**INSTRUCTIONS TO FOLLOW:** Carry none of the pictures over; write out the complete data exactly.

---+---

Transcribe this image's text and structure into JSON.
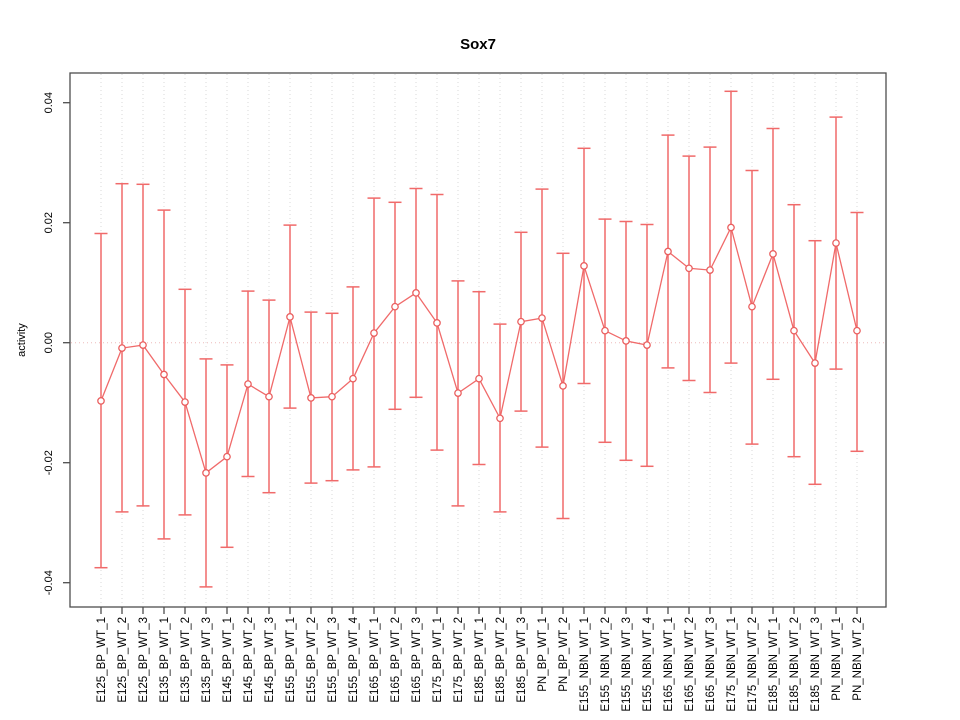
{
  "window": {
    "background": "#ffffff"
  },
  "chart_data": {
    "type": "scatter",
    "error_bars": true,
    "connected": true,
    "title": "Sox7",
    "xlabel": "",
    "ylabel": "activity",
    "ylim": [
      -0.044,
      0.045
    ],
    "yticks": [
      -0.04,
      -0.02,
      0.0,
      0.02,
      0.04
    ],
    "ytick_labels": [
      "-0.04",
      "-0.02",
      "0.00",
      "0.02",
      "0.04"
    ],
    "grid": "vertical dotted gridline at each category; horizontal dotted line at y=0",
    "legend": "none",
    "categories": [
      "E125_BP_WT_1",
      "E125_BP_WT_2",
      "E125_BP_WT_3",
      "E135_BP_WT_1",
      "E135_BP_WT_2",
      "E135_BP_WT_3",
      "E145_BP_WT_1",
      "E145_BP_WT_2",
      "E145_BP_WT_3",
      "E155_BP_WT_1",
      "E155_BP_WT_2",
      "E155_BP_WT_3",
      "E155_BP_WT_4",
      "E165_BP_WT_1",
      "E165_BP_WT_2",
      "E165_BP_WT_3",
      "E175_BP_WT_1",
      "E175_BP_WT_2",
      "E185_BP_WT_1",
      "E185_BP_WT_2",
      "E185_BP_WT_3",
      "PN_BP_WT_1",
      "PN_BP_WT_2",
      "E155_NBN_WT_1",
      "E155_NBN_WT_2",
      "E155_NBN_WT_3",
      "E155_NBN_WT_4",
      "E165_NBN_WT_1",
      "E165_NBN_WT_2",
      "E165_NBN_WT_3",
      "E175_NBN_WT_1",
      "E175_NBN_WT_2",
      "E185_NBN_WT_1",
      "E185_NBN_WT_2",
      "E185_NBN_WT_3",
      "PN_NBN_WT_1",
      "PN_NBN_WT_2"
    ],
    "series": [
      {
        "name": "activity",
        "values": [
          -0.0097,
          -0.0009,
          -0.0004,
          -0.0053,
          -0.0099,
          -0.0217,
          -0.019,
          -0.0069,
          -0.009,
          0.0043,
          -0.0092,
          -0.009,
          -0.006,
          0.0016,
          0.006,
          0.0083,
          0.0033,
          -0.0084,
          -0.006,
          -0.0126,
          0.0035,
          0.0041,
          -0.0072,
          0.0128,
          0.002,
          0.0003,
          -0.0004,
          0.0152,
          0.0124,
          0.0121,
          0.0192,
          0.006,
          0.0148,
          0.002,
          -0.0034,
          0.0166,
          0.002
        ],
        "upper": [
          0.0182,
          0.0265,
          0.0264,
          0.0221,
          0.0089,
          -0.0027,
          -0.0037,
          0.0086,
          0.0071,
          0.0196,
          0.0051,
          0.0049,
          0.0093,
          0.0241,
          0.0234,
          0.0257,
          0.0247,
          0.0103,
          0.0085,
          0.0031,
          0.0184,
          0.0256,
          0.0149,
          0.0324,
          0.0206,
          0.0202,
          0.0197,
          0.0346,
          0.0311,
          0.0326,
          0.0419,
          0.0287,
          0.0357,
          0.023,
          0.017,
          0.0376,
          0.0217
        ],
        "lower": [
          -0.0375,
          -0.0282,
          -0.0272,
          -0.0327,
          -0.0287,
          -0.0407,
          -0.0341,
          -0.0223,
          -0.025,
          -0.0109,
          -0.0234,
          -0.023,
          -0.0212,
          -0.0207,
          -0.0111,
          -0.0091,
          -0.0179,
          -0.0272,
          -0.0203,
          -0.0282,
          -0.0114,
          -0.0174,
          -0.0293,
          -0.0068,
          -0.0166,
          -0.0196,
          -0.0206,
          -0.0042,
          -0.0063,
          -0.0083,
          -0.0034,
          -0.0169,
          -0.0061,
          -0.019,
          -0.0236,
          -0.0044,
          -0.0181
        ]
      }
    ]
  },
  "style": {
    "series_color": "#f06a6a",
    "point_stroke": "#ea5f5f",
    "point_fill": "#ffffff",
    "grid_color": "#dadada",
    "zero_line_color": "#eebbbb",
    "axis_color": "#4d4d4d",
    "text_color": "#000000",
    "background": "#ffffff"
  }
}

---+---

**RESPONSE TO THIS EXERCISE:**
Transcribe this image's text and structure into JSON.
{
  "window": {
    "background": "#ffffff"
  },
  "chart_data": {
    "type": "scatter",
    "error_bars": true,
    "connected": true,
    "title": "Sox7",
    "xlabel": "",
    "ylabel": "activity",
    "ylim": [
      -0.044,
      0.045
    ],
    "yticks": [
      -0.04,
      -0.02,
      0.0,
      0.02,
      0.04
    ],
    "ytick_labels": [
      "-0.04",
      "-0.02",
      "0.00",
      "0.02",
      "0.04"
    ],
    "grid": "vertical dotted gridline at each category; horizontal dotted line at y=0",
    "legend": "none",
    "categories": [
      "E125_BP_WT_1",
      "E125_BP_WT_2",
      "E125_BP_WT_3",
      "E135_BP_WT_1",
      "E135_BP_WT_2",
      "E135_BP_WT_3",
      "E145_BP_WT_1",
      "E145_BP_WT_2",
      "E145_BP_WT_3",
      "E155_BP_WT_1",
      "E155_BP_WT_2",
      "E155_BP_WT_3",
      "E155_BP_WT_4",
      "E165_BP_WT_1",
      "E165_BP_WT_2",
      "E165_BP_WT_3",
      "E175_BP_WT_1",
      "E175_BP_WT_2",
      "E185_BP_WT_1",
      "E185_BP_WT_2",
      "E185_BP_WT_3",
      "PN_BP_WT_1",
      "PN_BP_WT_2",
      "E155_NBN_WT_1",
      "E155_NBN_WT_2",
      "E155_NBN_WT_3",
      "E155_NBN_WT_4",
      "E165_NBN_WT_1",
      "E165_NBN_WT_2",
      "E165_NBN_WT_3",
      "E175_NBN_WT_1",
      "E175_NBN_WT_2",
      "E185_NBN_WT_1",
      "E185_NBN_WT_2",
      "E185_NBN_WT_3",
      "PN_NBN_WT_1",
      "PN_NBN_WT_2"
    ],
    "series": [
      {
        "name": "activity",
        "values": [
          -0.0097,
          -0.0009,
          -0.0004,
          -0.0053,
          -0.0099,
          -0.0217,
          -0.019,
          -0.0069,
          -0.009,
          0.0043,
          -0.0092,
          -0.009,
          -0.006,
          0.0016,
          0.006,
          0.0083,
          0.0033,
          -0.0084,
          -0.006,
          -0.0126,
          0.0035,
          0.0041,
          -0.0072,
          0.0128,
          0.002,
          0.0003,
          -0.0004,
          0.0152,
          0.0124,
          0.0121,
          0.0192,
          0.006,
          0.0148,
          0.002,
          -0.0034,
          0.0166,
          0.002
        ],
        "upper": [
          0.0182,
          0.0265,
          0.0264,
          0.0221,
          0.0089,
          -0.0027,
          -0.0037,
          0.0086,
          0.0071,
          0.0196,
          0.0051,
          0.0049,
          0.0093,
          0.0241,
          0.0234,
          0.0257,
          0.0247,
          0.0103,
          0.0085,
          0.0031,
          0.0184,
          0.0256,
          0.0149,
          0.0324,
          0.0206,
          0.0202,
          0.0197,
          0.0346,
          0.0311,
          0.0326,
          0.0419,
          0.0287,
          0.0357,
          0.023,
          0.017,
          0.0376,
          0.0217
        ],
        "lower": [
          -0.0375,
          -0.0282,
          -0.0272,
          -0.0327,
          -0.0287,
          -0.0407,
          -0.0341,
          -0.0223,
          -0.025,
          -0.0109,
          -0.0234,
          -0.023,
          -0.0212,
          -0.0207,
          -0.0111,
          -0.0091,
          -0.0179,
          -0.0272,
          -0.0203,
          -0.0282,
          -0.0114,
          -0.0174,
          -0.0293,
          -0.0068,
          -0.0166,
          -0.0196,
          -0.0206,
          -0.0042,
          -0.0063,
          -0.0083,
          -0.0034,
          -0.0169,
          -0.0061,
          -0.019,
          -0.0236,
          -0.0044,
          -0.0181
        ]
      }
    ]
  },
  "style": {
    "series_color": "#f06a6a",
    "point_stroke": "#ea5f5f",
    "point_fill": "#ffffff",
    "grid_color": "#dadada",
    "zero_line_color": "#eebbbb",
    "axis_color": "#4d4d4d",
    "text_color": "#000000",
    "background": "#ffffff"
  }
}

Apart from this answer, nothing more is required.